(Dataset records)
[start]

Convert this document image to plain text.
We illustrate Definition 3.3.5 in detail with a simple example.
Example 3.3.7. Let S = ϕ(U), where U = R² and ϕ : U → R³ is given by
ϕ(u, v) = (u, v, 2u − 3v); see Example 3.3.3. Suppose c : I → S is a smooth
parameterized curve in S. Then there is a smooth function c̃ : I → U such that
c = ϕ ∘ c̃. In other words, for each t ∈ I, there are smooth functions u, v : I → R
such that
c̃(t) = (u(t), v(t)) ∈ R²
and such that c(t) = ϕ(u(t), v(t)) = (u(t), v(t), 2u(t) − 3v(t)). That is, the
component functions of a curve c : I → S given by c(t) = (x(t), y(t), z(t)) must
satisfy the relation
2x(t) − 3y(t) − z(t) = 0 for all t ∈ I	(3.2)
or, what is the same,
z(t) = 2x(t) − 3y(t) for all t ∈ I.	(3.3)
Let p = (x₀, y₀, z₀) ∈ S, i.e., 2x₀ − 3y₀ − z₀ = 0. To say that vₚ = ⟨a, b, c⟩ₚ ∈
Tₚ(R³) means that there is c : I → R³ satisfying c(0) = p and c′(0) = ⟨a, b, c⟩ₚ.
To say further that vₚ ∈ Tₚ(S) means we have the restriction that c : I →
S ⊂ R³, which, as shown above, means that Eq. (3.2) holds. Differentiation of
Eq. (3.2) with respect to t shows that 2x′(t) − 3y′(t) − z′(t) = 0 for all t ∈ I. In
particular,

[end]

* _What to work on_:
Print all of the entries exactly as they appear.

* _Task response_:
Convert this document image to plain text.
We illustrate Definition 3.3.5 in detail with a simple example.
Example 3.3.7. Let S = ϕ(U), where U = R² and ϕ : U → R³ is given by
ϕ(u, v) = (u, v, 2u − 3v); see Example 3.3.3. Suppose c : I → S is a smooth
parameterized curve in S. Then there is a smooth function c̃ : I → U such that
c = ϕ ∘ c̃. In other words, for each t ∈ I, there are smooth functions u, v : I → R
such that
c̃(t) = (u(t), v(t)) ∈ R²
and such that c(t) = ϕ(u(t), v(t)) = (u(t), v(t), 2u(t) − 3v(t)). That is, the
component functions of a curve c : I → S given by c(t) = (x(t), y(t), z(t)) must
satisfy the relation
2x(t) − 3y(t) − z(t) = 0 for all t ∈ I	(3.2)
or, what is the same,
z(t) = 2x(t) − 3y(t) for all t ∈ I.	(3.3)
Let p = (x₀, y₀, z₀) ∈ S, i.e., 2x₀ − 3y₀ − z₀ = 0. To say that vₚ = ⟨a, b, c⟩ₚ ∈
Tₚ(R³) means that there is c : I → R³ satisfying c(0) = p and c′(0) = ⟨a, b, c⟩ₚ.
To say further that vₚ ∈ Tₚ(S) means we have the restriction that c : I →
S ⊂ R³, which, as shown above, means that Eq. (3.2) holds. Differentiation of
Eq. (3.2) with respect to t shows that 2x′(t) − 3y′(t) − z′(t) = 0 for all t ∈ I. In
particular,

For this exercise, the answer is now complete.